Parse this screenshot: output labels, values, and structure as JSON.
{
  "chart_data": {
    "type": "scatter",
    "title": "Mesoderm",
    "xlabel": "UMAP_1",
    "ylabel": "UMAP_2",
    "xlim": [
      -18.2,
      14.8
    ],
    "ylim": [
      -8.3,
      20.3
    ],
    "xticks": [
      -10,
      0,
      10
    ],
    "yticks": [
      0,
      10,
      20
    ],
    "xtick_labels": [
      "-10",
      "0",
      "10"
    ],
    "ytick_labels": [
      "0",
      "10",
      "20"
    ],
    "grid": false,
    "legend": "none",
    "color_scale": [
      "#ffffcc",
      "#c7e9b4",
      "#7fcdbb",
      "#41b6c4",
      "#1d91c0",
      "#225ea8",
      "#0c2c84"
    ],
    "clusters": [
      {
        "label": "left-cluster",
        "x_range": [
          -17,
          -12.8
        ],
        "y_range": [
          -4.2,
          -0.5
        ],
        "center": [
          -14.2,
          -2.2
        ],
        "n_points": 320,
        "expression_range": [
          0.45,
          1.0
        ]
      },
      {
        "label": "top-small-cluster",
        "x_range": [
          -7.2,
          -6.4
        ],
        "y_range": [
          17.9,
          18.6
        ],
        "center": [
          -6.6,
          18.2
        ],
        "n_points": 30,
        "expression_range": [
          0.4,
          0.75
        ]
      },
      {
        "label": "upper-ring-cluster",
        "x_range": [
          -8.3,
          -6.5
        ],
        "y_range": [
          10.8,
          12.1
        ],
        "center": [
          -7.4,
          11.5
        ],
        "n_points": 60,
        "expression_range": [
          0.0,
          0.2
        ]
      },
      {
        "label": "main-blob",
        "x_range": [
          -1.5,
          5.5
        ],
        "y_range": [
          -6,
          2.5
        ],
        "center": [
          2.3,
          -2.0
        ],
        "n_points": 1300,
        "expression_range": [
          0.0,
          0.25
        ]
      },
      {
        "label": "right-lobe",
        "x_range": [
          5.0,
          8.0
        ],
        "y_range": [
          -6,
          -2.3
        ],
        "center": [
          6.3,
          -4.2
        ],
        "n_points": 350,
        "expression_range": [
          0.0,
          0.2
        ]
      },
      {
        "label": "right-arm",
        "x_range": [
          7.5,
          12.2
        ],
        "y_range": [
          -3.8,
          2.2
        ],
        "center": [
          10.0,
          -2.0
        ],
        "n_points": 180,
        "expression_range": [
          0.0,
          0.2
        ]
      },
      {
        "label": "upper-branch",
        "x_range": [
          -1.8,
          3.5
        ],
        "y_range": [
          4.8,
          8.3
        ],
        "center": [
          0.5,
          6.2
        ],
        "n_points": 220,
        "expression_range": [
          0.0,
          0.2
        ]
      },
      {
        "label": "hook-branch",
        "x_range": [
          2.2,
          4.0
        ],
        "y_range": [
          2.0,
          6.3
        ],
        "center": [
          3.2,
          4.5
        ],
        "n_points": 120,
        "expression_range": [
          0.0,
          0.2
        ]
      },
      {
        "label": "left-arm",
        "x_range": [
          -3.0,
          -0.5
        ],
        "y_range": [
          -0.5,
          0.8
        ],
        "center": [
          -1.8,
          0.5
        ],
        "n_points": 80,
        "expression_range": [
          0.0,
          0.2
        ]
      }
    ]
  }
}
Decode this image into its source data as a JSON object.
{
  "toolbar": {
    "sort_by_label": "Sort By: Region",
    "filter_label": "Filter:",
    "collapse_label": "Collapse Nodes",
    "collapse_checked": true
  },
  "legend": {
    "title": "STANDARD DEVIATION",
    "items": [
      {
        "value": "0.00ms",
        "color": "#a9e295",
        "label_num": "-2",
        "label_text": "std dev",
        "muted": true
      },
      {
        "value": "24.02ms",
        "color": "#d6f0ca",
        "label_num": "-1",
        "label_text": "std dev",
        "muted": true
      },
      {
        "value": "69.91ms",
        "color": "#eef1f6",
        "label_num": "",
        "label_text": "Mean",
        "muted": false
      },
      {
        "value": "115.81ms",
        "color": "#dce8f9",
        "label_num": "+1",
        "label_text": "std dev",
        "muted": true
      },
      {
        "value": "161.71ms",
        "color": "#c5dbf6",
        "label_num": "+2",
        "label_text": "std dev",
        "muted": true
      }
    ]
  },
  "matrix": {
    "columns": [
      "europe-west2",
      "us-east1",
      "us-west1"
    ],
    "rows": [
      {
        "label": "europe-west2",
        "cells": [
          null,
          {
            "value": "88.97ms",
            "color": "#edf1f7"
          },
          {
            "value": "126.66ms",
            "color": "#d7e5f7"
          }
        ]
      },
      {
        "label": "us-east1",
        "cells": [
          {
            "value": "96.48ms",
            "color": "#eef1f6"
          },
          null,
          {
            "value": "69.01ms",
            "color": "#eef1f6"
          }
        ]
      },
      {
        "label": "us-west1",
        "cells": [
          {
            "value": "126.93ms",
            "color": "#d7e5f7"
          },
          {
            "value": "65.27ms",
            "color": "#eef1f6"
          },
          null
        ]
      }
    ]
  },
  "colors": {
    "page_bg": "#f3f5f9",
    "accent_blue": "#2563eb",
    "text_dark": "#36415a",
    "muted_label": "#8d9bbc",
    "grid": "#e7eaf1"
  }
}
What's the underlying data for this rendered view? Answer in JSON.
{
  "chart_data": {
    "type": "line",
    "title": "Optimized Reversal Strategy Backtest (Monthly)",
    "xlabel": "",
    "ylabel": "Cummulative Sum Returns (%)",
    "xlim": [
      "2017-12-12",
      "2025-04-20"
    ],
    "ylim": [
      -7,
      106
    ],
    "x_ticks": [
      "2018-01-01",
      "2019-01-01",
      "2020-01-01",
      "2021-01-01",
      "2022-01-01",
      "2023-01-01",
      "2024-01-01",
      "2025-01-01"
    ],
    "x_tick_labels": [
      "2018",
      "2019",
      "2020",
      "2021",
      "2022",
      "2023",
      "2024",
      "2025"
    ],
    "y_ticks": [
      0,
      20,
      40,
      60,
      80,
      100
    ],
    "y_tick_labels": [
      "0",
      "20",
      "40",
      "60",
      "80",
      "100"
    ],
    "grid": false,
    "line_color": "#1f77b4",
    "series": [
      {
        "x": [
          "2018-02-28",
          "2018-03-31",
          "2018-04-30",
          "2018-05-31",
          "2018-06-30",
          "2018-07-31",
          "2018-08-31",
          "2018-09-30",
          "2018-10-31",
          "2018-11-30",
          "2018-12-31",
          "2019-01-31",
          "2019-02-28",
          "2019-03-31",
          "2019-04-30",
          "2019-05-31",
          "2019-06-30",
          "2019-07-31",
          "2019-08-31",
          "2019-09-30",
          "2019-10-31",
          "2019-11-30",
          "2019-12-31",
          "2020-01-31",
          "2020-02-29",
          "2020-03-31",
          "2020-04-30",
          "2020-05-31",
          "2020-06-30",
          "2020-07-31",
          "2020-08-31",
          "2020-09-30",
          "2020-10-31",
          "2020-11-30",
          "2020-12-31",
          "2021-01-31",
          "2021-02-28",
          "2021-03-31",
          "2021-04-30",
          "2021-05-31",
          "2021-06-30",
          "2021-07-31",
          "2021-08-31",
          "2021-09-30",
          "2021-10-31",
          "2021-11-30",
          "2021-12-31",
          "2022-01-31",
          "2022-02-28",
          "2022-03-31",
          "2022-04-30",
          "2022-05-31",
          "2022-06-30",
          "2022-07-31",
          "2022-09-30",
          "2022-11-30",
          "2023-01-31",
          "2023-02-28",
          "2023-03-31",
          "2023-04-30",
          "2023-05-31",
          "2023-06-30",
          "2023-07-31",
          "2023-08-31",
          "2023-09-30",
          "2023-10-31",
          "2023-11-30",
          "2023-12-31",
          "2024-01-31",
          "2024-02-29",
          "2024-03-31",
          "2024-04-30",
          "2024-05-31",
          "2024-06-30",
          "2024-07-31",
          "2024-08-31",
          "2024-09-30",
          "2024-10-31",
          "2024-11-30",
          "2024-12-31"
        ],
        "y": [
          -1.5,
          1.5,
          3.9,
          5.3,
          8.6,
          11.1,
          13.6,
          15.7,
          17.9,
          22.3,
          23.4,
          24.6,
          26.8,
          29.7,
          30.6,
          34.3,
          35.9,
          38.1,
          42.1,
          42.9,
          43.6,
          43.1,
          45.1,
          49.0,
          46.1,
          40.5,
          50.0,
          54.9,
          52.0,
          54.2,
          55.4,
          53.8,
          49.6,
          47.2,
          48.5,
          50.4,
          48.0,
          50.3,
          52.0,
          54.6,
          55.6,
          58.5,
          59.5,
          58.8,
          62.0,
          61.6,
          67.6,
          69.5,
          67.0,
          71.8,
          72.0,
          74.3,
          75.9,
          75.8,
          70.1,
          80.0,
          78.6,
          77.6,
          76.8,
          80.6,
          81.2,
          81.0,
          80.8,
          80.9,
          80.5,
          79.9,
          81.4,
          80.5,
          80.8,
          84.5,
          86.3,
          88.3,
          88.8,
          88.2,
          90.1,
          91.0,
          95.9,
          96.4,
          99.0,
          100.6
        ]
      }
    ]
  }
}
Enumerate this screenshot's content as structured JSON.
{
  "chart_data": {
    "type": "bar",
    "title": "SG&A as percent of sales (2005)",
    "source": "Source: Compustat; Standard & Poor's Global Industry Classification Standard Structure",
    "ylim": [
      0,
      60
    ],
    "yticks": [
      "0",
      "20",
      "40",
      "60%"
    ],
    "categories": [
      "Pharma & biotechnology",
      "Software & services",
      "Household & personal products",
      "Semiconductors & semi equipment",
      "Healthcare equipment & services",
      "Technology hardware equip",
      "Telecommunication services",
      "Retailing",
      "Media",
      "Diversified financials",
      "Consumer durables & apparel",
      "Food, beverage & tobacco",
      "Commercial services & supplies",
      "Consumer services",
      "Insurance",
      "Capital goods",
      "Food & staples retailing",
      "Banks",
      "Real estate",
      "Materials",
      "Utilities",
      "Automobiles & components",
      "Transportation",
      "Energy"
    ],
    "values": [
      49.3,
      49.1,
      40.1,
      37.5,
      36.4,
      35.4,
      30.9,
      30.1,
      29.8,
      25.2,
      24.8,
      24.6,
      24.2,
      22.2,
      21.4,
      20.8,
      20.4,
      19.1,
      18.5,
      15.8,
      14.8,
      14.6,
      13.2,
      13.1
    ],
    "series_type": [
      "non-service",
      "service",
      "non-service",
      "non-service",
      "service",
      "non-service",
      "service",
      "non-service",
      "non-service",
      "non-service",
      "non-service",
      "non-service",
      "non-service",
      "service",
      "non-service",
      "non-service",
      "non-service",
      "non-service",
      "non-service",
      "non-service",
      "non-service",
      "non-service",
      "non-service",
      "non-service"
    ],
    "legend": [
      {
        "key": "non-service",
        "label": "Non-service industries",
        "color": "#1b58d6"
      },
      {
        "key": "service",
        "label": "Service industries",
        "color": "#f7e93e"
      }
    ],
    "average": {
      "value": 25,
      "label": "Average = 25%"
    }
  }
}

* * *

*SET PROBLEM*. Copy out each line of the records that holds the string "equipment".

*COMPLETE OUTPUT*.
      "Semiconductors & semi equipment",
      "Healthcare equipment & services",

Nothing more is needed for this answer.